--- Start of RAW DATA ---

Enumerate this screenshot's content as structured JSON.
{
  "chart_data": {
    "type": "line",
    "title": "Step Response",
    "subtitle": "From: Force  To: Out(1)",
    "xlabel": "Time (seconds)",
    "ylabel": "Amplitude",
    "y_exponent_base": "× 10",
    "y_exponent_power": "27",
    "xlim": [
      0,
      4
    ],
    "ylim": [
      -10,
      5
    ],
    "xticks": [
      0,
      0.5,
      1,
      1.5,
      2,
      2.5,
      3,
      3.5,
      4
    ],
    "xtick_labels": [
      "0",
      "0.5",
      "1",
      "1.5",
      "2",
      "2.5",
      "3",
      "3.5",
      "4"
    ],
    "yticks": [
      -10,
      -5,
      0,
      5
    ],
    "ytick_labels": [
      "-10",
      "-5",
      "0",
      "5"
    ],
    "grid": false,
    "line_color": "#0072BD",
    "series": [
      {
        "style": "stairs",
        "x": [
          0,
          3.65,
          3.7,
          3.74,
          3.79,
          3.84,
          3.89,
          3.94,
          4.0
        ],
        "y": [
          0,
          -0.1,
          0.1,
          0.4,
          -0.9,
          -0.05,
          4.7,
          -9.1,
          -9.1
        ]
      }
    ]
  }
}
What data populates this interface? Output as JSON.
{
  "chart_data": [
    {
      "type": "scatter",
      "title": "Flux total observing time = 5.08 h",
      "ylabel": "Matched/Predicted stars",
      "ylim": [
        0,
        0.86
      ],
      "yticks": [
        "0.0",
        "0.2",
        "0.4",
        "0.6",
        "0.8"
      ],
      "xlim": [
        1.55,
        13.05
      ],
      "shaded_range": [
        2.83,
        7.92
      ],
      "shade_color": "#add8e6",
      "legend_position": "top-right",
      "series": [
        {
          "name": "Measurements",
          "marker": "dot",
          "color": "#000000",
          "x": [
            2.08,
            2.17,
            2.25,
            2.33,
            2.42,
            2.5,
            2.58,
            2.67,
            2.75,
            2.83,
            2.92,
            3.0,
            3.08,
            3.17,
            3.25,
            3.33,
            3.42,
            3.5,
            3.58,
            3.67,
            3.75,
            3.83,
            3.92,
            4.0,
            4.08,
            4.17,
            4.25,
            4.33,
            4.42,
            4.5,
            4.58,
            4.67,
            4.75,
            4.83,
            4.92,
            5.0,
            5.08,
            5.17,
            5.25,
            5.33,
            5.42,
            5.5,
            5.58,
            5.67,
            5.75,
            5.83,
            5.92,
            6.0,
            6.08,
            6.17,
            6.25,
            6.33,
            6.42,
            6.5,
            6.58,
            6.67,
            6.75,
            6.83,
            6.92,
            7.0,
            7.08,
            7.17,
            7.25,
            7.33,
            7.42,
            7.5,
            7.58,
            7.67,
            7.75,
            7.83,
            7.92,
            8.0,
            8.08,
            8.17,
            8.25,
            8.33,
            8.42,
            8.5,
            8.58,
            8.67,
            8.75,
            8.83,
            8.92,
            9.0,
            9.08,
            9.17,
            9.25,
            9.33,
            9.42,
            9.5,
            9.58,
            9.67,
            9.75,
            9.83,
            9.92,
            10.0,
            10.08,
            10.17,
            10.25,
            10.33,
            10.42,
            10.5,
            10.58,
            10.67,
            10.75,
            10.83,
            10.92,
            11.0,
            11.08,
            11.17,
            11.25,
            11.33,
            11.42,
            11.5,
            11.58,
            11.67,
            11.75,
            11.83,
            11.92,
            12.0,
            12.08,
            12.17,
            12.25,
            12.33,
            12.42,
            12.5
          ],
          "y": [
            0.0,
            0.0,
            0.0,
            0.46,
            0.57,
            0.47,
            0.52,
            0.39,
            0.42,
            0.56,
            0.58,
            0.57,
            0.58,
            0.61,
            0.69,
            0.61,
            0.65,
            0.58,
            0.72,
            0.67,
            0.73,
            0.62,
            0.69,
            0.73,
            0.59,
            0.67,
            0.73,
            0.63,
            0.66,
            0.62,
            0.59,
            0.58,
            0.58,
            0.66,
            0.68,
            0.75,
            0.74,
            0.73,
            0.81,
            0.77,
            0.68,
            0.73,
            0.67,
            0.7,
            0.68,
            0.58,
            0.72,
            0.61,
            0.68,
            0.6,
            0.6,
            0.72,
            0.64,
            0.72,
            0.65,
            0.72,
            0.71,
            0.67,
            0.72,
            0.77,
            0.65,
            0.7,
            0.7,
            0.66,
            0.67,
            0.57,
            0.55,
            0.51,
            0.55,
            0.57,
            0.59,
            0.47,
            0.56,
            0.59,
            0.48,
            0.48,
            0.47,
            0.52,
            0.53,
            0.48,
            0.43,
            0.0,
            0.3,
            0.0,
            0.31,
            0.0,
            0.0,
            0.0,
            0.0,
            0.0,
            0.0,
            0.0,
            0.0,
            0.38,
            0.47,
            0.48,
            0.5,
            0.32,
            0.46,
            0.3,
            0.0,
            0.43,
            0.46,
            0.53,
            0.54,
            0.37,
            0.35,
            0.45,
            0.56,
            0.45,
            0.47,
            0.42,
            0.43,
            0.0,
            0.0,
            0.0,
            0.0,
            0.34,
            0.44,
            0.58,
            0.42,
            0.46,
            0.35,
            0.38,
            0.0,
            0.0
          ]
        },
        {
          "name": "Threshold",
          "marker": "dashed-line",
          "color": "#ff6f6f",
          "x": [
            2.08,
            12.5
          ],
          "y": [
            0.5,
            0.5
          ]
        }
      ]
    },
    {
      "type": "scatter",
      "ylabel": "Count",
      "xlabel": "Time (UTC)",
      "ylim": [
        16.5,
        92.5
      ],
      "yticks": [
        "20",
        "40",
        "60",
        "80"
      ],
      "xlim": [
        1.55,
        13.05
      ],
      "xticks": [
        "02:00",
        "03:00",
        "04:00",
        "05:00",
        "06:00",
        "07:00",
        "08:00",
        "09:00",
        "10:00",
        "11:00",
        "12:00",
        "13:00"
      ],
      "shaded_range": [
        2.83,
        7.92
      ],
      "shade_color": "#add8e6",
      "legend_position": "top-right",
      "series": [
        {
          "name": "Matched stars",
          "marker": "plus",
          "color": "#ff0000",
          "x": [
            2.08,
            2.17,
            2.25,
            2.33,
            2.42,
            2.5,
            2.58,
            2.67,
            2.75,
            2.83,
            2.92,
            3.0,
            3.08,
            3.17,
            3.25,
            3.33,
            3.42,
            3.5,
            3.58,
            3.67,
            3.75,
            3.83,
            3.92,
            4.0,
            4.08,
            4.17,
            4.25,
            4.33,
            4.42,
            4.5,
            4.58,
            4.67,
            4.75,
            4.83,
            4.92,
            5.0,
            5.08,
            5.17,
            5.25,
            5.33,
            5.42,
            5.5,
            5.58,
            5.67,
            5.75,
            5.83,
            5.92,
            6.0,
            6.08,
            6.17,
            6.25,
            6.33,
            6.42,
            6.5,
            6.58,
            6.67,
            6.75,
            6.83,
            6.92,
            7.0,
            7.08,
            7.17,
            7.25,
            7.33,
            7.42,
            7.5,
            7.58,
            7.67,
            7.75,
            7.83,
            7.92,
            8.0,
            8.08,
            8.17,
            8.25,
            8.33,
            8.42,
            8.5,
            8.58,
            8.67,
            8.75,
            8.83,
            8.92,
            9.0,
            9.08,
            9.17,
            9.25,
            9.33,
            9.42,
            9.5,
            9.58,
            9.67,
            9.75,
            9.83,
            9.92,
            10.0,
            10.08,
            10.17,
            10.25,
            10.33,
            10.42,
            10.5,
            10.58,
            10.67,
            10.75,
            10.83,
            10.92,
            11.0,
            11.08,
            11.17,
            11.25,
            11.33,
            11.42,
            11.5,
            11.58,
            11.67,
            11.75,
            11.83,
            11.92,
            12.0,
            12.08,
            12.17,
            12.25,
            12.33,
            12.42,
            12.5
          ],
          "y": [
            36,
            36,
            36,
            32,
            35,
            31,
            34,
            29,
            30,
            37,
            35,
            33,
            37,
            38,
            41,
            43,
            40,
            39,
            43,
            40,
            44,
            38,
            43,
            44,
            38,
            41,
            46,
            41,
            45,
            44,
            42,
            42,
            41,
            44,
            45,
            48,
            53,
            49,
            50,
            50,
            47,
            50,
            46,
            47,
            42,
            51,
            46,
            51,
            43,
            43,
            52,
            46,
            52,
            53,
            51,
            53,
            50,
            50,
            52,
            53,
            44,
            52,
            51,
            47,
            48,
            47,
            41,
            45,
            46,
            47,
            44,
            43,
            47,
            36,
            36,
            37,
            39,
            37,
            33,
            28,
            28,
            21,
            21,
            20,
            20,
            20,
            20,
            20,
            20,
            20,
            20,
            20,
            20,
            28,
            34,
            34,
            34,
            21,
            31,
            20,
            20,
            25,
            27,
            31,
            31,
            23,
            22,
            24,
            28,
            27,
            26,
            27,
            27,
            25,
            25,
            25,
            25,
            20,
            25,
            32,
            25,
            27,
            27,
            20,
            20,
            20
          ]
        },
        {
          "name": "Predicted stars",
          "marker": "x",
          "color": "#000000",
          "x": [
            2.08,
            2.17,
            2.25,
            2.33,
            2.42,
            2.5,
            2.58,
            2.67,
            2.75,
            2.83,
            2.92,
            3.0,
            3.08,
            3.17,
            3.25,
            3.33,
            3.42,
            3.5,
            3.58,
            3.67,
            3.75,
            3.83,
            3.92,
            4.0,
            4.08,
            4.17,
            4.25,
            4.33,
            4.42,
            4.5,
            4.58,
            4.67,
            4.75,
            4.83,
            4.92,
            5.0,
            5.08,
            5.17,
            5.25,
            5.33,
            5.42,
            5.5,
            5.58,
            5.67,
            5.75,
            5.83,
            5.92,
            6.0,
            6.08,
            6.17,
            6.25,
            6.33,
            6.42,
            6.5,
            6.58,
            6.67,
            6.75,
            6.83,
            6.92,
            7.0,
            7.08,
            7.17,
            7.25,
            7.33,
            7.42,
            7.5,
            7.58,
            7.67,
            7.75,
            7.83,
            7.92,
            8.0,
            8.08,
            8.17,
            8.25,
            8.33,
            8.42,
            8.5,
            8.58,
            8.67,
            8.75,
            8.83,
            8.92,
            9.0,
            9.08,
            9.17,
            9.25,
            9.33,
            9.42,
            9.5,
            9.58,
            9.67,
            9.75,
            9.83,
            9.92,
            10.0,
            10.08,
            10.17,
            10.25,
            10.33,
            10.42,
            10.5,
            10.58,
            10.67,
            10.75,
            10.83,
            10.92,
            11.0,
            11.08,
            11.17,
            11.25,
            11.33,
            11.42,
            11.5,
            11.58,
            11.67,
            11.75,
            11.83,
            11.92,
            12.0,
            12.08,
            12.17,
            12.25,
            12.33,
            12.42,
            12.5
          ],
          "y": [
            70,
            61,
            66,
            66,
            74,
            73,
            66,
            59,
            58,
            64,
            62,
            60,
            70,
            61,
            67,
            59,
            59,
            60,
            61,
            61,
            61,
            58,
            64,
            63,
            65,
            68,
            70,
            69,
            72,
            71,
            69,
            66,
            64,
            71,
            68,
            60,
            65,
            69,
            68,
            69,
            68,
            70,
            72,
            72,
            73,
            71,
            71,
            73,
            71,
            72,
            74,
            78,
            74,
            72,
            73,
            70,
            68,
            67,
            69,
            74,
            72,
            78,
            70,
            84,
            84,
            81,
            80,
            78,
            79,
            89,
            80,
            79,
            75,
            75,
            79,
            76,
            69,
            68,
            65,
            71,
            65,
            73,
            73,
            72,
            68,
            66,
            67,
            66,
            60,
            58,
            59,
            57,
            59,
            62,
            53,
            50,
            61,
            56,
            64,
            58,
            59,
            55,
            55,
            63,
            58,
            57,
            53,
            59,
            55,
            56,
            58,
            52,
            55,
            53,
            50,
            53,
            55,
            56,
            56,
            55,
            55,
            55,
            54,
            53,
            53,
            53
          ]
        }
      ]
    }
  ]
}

--- End of RAW DATA ---

**GIVEN TASK:** Using the listing above, gather each line that holds the string "name" and copy it.

**THE SOLUTION:**
          "name": "Measurements",
          "name": "Threshold",
          "name": "Matched stars",
          "name": "Predicted stars",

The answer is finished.